§ REQUIRED WORK: For this exercise, repeat all of the material verbatim apart from its images.

(Stored records)
:::::

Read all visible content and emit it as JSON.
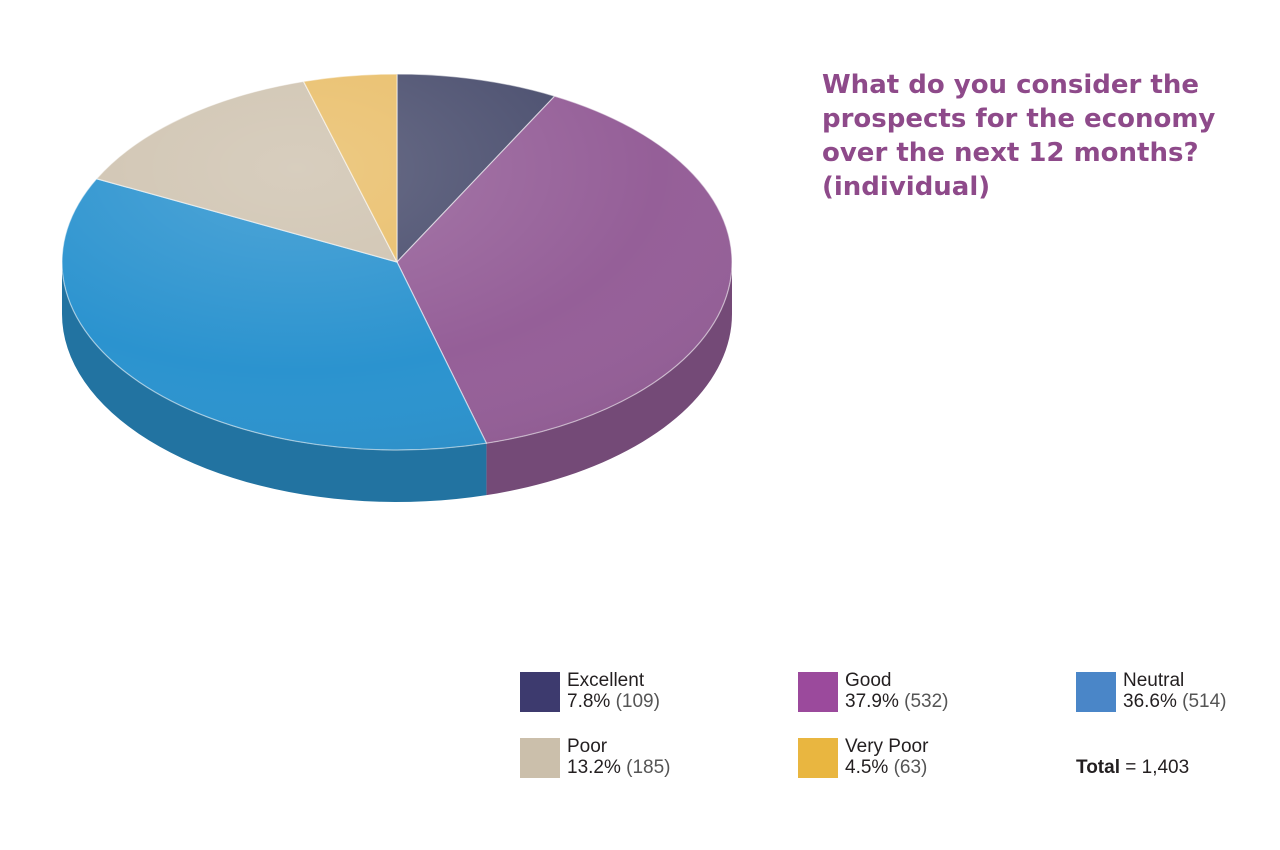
{
  "chart_data": {
    "type": "pie",
    "title": "What do you consider the prospects for the economy over the next 12 months? (individual)",
    "slices": [
      {
        "label": "Excellent",
        "percent_label": "7.8%",
        "count_label": "(109)",
        "percent": 7.8,
        "count": 109,
        "color": "#4a4e6e"
      },
      {
        "label": "Good",
        "percent_label": "37.9%",
        "count_label": "(532)",
        "percent": 37.9,
        "count": 532,
        "color": "#955f98"
      },
      {
        "label": "Neutral",
        "percent_label": "36.6%",
        "count_label": "(514)",
        "percent": 36.6,
        "count": 514,
        "color": "#2b93cf"
      },
      {
        "label": "Poor",
        "percent_label": "13.2%",
        "count_label": "(185)",
        "percent": 13.2,
        "count": 185,
        "color": "#cfc3b0"
      },
      {
        "label": "Very Poor",
        "percent_label": "4.5%",
        "count_label": "(63)",
        "percent": 4.5,
        "count": 63,
        "color": "#e9be69"
      }
    ],
    "legend_colors": [
      "#3d3a6e",
      "#9b4a9c",
      "#4a86c8",
      "#cbbfab",
      "#e9b640"
    ],
    "legend_placement": "bottom-right",
    "total_label": "Total",
    "total_value": "= 1,403"
  }
}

:::::

§ SOLUTION TO THE EXERCISE:
Read all visible content and emit it as JSON.
{
  "chart_data": {
    "type": "pie",
    "title": "What do you consider the prospects for the economy over the next 12 months? (individual)",
    "slices": [
      {
        "label": "Excellent",
        "percent_label": "7.8%",
        "count_label": "(109)",
        "percent": 7.8,
        "count": 109,
        "color": "#4a4e6e"
      },
      {
        "label": "Good",
        "percent_label": "37.9%",
        "count_label": "(532)",
        "percent": 37.9,
        "count": 532,
        "color": "#955f98"
      },
      {
        "label": "Neutral",
        "percent_label": "36.6%",
        "count_label": "(514)",
        "percent": 36.6,
        "count": 514,
        "color": "#2b93cf"
      },
      {
        "label": "Poor",
        "percent_label": "13.2%",
        "count_label": "(185)",
        "percent": 13.2,
        "count": 185,
        "color": "#cfc3b0"
      },
      {
        "label": "Very Poor",
        "percent_label": "4.5%",
        "count_label": "(63)",
        "percent": 4.5,
        "count": 63,
        "color": "#e9be69"
      }
    ],
    "legend_colors": [
      "#3d3a6e",
      "#9b4a9c",
      "#4a86c8",
      "#cbbfab",
      "#e9b640"
    ],
    "legend_placement": "bottom-right",
    "total_label": "Total",
    "total_value": "= 1,403"
  }
}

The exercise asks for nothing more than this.